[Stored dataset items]
_ _ _ _ _ _ _

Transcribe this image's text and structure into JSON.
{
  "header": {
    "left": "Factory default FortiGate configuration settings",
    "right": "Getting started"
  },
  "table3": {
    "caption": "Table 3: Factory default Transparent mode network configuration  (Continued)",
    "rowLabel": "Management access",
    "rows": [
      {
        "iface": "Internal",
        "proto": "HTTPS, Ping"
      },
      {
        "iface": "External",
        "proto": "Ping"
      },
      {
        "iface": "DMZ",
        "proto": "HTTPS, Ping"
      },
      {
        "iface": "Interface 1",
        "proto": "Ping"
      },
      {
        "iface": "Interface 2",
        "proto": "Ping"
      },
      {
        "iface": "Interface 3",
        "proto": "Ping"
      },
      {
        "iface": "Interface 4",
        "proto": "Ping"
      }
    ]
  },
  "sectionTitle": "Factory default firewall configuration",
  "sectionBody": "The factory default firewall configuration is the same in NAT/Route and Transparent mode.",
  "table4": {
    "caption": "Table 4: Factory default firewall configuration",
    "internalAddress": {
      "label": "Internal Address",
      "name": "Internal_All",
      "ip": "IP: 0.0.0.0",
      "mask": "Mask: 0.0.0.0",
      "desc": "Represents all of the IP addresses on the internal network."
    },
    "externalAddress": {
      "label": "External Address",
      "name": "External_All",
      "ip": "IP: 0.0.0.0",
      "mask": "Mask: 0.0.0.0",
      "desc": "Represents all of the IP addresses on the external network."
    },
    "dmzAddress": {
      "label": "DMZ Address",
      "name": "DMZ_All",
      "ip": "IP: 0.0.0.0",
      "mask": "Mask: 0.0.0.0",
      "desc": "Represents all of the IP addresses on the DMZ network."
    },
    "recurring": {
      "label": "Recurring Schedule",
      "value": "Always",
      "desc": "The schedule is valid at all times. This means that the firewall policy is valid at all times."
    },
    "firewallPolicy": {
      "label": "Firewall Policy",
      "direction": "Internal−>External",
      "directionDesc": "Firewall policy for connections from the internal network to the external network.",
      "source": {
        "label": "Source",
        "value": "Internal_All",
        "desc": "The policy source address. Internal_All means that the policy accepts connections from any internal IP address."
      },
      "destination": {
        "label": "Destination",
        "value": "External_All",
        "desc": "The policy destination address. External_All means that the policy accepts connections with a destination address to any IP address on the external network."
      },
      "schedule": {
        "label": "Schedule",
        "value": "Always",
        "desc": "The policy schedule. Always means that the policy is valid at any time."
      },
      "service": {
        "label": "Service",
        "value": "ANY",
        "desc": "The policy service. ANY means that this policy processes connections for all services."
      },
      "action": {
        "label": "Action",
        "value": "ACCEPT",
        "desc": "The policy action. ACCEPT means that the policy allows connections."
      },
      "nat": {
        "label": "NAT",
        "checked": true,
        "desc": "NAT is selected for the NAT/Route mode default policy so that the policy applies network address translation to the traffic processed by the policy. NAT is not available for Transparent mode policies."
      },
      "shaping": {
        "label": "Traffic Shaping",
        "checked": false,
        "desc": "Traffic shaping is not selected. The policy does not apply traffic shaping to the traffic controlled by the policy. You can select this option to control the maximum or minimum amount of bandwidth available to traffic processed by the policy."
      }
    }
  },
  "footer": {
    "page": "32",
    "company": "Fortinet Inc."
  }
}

_ _ _ _ _ _ _

- _Do this_: Check each line of the records for the word "Always", and show the lines that contain it.

- _Result_:
      "value": "Always",
        "value": "Always",
        "desc": "The policy schedule. Always means that the policy is valid at any time."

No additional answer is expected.